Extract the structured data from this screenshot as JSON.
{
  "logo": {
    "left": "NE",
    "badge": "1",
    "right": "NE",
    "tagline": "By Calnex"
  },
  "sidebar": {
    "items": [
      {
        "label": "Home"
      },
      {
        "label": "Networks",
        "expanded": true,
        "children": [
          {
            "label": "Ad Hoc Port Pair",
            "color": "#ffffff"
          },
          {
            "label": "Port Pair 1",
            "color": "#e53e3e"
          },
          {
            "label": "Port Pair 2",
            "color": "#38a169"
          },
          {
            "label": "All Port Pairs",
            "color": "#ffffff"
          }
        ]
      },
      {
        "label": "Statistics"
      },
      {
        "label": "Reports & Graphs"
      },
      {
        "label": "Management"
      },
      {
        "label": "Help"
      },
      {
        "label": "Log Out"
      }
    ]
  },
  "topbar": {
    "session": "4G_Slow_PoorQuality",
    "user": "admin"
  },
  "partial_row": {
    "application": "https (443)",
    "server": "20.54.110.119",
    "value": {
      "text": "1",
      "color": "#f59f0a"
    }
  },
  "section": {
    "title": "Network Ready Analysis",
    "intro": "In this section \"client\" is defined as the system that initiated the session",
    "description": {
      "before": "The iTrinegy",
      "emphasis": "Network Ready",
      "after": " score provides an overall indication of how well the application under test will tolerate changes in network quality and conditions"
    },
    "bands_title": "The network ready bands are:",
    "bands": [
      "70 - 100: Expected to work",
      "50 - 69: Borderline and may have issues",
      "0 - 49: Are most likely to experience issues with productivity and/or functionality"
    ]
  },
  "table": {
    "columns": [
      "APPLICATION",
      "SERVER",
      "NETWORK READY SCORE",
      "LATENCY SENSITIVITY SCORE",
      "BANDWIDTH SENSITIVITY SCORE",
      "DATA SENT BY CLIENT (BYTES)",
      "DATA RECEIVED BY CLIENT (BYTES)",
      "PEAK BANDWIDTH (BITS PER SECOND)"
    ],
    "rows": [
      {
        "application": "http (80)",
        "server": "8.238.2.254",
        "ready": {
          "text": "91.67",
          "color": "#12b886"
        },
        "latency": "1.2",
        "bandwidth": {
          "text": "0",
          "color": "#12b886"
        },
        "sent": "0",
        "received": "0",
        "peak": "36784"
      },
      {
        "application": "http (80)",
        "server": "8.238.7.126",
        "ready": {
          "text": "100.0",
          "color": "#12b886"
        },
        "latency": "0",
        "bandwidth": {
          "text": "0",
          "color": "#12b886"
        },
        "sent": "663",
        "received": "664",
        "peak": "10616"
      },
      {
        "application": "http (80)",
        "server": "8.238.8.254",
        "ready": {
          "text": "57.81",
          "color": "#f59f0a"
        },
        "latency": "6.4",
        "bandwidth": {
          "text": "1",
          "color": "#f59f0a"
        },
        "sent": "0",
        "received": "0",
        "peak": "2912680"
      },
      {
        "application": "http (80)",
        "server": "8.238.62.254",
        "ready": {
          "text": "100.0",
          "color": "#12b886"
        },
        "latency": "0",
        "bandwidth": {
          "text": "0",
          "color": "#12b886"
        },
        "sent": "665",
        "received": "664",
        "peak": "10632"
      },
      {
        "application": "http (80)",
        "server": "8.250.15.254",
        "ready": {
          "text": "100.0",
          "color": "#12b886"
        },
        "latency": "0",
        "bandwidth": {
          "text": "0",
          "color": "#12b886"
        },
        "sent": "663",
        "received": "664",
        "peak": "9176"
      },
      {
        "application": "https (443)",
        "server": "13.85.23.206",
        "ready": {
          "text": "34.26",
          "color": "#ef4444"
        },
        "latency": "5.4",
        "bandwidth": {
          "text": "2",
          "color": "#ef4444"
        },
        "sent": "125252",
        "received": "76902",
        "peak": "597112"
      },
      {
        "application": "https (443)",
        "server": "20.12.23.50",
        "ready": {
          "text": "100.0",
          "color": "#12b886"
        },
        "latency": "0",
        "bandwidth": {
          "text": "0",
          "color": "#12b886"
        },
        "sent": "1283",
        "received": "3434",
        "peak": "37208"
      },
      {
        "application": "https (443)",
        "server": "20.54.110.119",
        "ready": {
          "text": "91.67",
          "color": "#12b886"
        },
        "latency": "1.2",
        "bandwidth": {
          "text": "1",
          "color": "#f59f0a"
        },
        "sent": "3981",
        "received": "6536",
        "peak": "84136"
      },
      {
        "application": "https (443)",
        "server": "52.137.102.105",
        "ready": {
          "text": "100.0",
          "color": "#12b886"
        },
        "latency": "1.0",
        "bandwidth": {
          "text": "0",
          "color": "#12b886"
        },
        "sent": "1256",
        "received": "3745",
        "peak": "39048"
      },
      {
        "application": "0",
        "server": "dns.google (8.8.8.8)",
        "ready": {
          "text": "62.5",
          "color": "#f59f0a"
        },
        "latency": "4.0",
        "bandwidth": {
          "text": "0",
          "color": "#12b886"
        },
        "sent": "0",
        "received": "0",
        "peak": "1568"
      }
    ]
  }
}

--

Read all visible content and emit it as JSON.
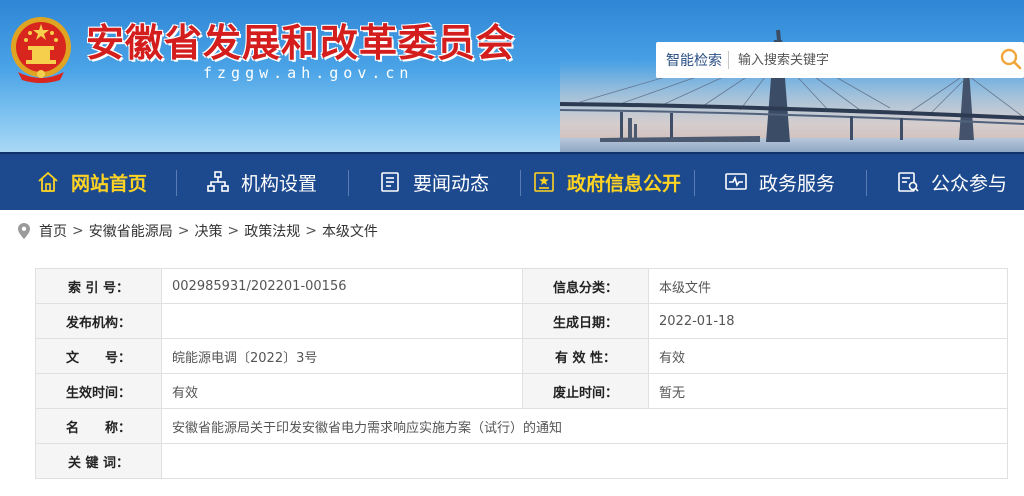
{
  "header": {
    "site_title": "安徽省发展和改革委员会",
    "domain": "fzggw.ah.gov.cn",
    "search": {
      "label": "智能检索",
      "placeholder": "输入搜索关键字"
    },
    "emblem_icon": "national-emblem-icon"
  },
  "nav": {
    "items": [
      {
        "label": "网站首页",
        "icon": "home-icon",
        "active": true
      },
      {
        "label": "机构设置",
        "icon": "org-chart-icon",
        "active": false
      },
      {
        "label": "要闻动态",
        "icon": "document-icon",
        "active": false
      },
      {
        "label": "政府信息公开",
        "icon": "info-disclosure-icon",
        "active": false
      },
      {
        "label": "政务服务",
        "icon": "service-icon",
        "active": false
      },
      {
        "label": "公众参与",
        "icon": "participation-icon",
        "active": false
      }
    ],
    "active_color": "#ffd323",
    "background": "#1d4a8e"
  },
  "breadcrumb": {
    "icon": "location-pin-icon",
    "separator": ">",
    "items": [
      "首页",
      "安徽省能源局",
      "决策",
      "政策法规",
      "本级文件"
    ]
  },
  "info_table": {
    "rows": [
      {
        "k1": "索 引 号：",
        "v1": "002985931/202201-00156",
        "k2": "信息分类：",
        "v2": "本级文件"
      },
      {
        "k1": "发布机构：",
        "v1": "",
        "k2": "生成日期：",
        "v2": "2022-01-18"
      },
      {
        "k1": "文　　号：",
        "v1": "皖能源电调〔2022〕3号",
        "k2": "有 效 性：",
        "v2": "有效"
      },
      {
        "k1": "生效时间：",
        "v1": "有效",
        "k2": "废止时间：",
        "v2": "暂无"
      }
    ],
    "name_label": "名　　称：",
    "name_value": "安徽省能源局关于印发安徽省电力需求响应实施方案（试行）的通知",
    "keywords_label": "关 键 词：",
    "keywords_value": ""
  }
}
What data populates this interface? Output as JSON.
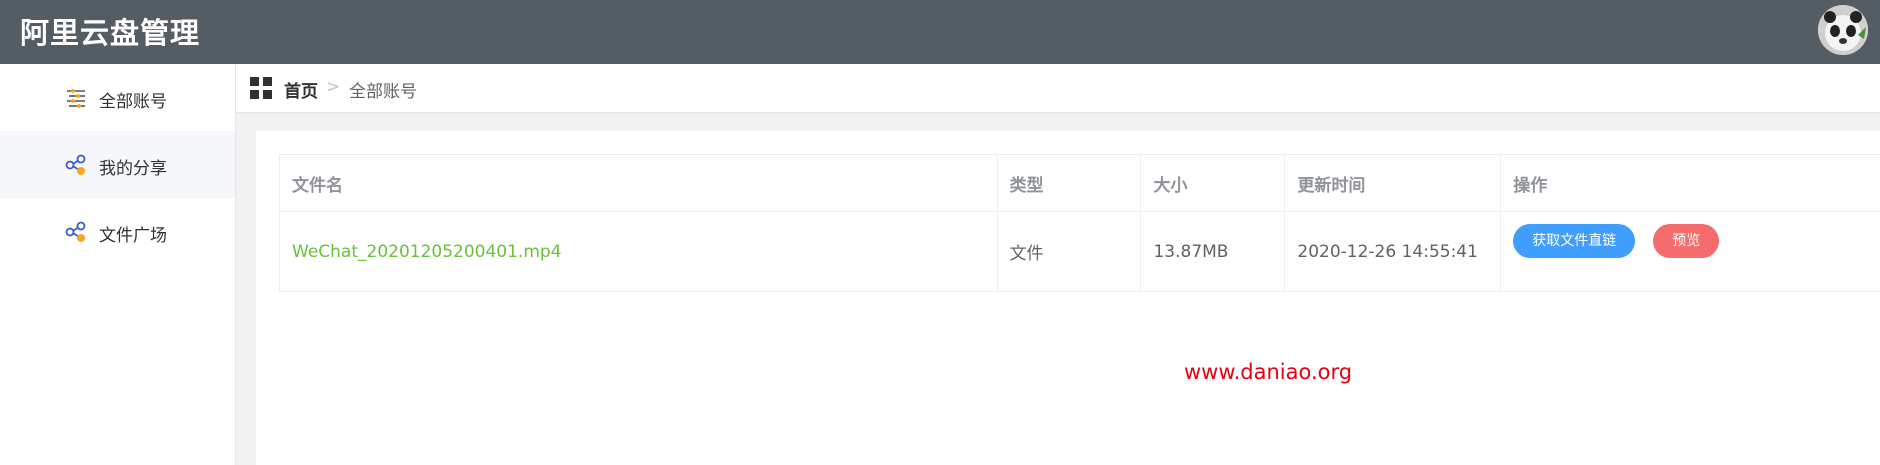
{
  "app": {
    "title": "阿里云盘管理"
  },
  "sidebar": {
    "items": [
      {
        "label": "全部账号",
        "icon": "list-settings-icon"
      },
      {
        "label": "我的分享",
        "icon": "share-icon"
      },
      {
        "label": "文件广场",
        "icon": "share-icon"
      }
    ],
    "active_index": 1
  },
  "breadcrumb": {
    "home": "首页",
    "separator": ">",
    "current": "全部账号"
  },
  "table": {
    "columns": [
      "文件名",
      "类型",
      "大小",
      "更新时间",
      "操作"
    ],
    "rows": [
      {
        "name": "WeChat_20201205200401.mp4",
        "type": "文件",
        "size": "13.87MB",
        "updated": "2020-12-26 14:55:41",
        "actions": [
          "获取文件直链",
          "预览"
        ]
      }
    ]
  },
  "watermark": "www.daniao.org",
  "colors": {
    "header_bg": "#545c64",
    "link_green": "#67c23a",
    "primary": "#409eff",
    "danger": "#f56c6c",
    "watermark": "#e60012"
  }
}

--

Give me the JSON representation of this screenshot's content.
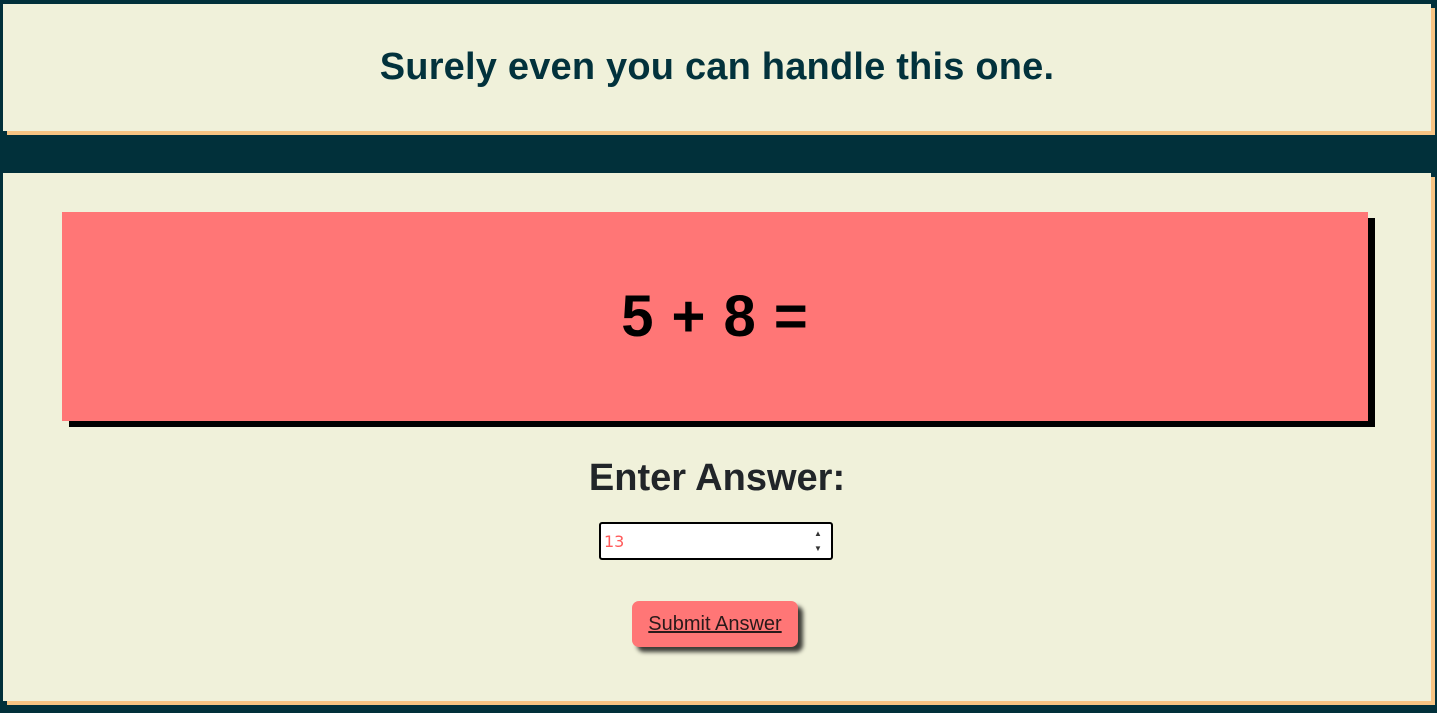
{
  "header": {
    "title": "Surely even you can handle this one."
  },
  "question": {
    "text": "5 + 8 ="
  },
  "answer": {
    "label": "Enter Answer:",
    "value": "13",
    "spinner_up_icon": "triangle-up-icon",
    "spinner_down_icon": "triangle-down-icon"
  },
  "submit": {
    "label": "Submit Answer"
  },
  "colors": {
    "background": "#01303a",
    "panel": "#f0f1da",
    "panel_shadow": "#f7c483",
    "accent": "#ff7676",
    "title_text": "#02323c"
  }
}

__Brief__
Search the records for the word "section", then list every line that has it.

__Solution for this exercise__
  "section": {
    "intro": "In this section \"client\" is defined as the system that initiated the session",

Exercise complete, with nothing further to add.